Written instruction: Gather every line of the entries that includes the word "linewidth".

Input for this task:
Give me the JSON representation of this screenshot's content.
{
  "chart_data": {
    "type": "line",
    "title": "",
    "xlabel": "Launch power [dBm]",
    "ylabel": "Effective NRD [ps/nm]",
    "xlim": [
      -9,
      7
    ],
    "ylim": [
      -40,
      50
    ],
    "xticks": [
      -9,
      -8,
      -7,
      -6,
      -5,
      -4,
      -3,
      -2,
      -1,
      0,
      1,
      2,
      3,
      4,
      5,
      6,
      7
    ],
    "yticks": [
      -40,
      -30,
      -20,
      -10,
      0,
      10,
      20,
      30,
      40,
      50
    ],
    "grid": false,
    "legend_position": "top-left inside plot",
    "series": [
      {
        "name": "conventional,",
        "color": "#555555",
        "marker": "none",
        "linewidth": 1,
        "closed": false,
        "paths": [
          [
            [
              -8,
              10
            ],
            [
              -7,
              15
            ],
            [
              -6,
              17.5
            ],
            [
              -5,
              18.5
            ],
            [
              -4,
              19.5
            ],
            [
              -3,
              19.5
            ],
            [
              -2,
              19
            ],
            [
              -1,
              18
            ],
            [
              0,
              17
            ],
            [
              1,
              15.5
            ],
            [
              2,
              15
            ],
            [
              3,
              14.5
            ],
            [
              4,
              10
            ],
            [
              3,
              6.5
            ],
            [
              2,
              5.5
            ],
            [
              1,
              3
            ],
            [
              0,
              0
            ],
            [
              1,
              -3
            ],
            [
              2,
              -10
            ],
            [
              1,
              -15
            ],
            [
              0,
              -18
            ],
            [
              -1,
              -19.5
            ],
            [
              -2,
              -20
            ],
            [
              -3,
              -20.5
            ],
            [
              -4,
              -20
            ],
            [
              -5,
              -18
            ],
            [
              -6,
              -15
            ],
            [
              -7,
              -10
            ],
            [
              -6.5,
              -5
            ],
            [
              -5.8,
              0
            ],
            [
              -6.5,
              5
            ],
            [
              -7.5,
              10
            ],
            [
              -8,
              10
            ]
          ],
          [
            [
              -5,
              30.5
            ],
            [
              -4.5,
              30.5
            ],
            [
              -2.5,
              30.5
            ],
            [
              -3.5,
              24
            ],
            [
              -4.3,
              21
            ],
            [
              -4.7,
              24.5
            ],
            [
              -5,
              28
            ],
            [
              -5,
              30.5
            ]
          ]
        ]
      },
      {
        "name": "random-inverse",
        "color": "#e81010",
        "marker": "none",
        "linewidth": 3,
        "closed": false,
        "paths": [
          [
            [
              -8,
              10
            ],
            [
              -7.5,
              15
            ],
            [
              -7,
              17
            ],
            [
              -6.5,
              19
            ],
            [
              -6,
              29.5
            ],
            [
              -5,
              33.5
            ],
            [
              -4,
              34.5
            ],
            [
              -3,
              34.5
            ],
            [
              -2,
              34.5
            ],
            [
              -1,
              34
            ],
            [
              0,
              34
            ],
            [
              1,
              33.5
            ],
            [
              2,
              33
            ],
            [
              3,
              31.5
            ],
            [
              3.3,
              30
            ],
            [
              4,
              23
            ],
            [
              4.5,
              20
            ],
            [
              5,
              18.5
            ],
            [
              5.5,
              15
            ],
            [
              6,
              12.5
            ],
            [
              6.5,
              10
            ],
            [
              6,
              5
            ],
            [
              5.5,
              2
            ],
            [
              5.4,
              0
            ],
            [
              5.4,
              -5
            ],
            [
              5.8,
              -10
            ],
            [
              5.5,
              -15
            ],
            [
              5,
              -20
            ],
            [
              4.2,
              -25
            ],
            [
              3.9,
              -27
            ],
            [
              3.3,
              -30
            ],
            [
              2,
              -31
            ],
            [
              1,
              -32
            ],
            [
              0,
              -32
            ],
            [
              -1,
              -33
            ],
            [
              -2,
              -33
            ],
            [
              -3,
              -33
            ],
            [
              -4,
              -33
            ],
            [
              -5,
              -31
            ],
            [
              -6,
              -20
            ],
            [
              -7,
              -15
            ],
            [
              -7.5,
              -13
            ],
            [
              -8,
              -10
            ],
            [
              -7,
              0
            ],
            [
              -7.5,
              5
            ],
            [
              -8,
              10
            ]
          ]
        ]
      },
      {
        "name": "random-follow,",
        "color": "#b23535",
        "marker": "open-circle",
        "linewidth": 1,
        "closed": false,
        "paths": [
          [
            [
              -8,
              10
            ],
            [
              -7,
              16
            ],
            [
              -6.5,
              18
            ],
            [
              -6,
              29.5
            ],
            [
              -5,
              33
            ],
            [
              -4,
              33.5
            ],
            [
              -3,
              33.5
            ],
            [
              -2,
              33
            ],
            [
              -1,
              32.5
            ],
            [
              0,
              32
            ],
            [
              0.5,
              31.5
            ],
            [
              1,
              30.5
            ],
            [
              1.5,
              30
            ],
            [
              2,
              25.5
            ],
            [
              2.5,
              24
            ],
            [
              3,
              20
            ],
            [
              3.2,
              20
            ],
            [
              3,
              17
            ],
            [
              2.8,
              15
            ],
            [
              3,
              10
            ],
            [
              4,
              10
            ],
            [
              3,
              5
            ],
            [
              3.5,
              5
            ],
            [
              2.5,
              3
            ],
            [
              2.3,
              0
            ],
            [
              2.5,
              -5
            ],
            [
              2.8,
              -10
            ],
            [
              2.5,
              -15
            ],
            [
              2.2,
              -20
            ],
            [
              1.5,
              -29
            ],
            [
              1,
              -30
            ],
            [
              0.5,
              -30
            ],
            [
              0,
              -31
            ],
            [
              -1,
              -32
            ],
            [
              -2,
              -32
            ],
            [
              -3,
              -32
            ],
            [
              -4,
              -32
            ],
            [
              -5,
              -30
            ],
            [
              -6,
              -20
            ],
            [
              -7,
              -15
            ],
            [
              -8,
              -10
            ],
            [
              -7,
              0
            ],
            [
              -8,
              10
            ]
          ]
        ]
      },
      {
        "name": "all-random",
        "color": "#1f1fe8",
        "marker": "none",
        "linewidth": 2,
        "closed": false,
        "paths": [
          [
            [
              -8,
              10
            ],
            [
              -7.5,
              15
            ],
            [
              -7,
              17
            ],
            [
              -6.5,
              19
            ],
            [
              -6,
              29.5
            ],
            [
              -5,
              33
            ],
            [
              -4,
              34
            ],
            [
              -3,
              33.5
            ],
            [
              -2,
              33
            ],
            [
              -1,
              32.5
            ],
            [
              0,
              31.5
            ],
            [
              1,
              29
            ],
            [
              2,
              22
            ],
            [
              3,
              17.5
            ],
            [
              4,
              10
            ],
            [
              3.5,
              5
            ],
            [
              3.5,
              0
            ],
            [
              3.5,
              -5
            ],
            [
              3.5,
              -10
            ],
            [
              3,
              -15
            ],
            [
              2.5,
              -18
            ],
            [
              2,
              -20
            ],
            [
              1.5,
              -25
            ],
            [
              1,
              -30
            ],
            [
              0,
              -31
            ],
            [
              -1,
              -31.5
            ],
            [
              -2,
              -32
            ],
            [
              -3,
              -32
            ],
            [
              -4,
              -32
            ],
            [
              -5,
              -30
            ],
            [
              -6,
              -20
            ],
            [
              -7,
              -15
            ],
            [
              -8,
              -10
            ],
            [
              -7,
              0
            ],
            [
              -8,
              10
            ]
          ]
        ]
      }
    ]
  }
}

Right answer:
        "linewidth": 1,
        "linewidth": 3,
        "linewidth": 1,
        "linewidth": 2,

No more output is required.